* [WORK TASK]
Every line below that contains "parto" is to be copied.

* [ENTRIES SHOWN]
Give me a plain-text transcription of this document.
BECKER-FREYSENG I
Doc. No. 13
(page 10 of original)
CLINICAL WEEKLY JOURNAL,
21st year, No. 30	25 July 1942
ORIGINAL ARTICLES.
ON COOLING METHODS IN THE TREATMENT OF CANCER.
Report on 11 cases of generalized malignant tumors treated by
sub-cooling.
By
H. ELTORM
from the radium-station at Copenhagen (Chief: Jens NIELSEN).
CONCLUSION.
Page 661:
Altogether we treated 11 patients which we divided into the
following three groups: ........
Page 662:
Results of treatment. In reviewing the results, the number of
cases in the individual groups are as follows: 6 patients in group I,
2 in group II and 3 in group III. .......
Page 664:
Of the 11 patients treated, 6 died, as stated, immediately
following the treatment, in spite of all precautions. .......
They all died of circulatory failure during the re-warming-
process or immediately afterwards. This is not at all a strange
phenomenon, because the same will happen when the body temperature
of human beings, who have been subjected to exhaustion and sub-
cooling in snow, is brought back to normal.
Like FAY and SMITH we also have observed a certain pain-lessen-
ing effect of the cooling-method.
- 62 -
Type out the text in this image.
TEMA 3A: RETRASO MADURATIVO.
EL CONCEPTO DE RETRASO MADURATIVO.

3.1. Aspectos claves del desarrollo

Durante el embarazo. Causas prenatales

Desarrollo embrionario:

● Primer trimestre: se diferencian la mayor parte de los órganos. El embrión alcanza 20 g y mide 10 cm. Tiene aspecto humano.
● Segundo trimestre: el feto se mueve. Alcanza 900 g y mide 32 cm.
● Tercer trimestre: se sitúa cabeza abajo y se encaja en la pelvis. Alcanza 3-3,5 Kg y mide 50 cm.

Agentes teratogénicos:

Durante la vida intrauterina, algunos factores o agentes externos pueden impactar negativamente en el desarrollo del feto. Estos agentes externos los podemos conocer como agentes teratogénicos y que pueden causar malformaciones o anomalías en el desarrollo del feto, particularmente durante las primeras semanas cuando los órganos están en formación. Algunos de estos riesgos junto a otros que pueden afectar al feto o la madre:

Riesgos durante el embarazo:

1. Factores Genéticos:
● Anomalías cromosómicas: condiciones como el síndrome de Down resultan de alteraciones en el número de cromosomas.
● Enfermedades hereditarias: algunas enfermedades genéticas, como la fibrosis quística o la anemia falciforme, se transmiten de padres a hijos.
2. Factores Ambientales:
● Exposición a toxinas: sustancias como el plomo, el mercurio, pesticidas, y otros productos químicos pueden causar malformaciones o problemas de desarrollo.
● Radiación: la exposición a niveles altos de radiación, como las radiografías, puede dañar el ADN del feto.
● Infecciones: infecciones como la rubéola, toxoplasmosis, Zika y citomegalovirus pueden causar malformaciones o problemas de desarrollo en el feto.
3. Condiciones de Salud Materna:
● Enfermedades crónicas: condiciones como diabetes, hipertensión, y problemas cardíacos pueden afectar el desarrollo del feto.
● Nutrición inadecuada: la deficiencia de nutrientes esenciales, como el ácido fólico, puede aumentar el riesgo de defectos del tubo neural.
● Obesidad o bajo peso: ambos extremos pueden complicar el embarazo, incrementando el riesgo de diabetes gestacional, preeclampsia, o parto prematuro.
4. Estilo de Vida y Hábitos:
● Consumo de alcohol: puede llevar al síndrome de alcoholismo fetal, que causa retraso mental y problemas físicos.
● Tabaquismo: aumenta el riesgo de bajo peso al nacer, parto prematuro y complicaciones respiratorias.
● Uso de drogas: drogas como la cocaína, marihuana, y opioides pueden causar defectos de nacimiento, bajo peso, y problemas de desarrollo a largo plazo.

* [RESPONSE]
● Obesidad o bajo peso: ambos extremos pueden complicar el embarazo, incrementando el riesgo de diabetes gestacional, preeclampsia, o parto prematuro.
● Tabaquismo: aumenta el riesgo de bajo peso al nacer, parto prematuro y complicaciones respiratorias.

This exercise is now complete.